_What the task asks_
Transcribe the listing word for word.

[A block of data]
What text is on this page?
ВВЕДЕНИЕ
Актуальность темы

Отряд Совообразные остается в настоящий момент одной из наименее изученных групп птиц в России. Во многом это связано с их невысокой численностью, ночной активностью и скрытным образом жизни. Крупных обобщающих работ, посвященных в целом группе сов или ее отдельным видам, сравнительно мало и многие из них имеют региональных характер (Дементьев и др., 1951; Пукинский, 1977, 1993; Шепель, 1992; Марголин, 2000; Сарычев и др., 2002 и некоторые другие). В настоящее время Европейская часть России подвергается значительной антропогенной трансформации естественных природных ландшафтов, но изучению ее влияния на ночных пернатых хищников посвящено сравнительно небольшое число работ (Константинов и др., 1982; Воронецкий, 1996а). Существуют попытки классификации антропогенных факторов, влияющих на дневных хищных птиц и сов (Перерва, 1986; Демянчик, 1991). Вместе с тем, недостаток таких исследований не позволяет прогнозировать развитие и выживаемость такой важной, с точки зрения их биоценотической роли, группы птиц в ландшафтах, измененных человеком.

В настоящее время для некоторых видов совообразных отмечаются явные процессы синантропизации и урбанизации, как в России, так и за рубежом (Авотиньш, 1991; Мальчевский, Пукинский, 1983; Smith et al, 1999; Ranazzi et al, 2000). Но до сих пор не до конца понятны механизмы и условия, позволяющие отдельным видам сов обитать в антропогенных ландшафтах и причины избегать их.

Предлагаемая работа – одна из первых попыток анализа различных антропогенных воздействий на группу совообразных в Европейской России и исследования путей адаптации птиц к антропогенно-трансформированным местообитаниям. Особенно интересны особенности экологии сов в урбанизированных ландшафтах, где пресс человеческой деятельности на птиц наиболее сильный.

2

_Response to the task_
What text is on this page?
ВВЕДЕНИЕ
Актуальность темы

Отряд Совообразные остается в настоящий момент одной из наименее изученных групп птиц в России. Во многом это связано с их невысокой численностью, ночной активностью и скрытным образом жизни. Крупных обобщающих работ, посвященных в целом группе сов или ее отдельным видам, сравнительно мало и многие из них имеют региональных характер (Дементьев и др., 1951; Пукинский, 1977, 1993; Шепель, 1992; Марголин, 2000; Сарычев и др., 2002 и некоторые другие). В настоящее время Европейская часть России подвергается значительной антропогенной трансформации естественных природных ландшафтов, но изучению ее влияния на ночных пернатых хищников посвящено сравнительно небольшое число работ (Константинов и др., 1982; Воронецкий, 1996а). Существуют попытки классификации антропогенных факторов, влияющих на дневных хищных птиц и сов (Перерва, 1986; Демянчик, 1991). Вместе с тем, недостаток таких исследований не позволяет прогнозировать развитие и выживаемость такой важной, с точки зрения их биоценотической роли, группы птиц в ландшафтах, измененных человеком.

В настоящее время для некоторых видов совообразных отмечаются явные процессы синантропизации и урбанизации, как в России, так и за рубежом (Авотиньш, 1991; Мальчевский, Пукинский, 1983; Smith et al, 1999; Ranazzi et al, 2000). Но до сих пор не до конца понятны механизмы и условия, позволяющие отдельным видам сов обитать в антропогенных ландшафтах и причины избегать их.

Предлагаемая работа – одна из первых попыток анализа различных антропогенных воздействий на группу совообразных в Европейской России и исследования путей адаптации птиц к антропогенно-трансформированным местообитаниям. Особенно интересны особенности экологии сов в урбанизированных ландшафтах, где пресс человеческой деятельности на птиц наиболее сильный.

2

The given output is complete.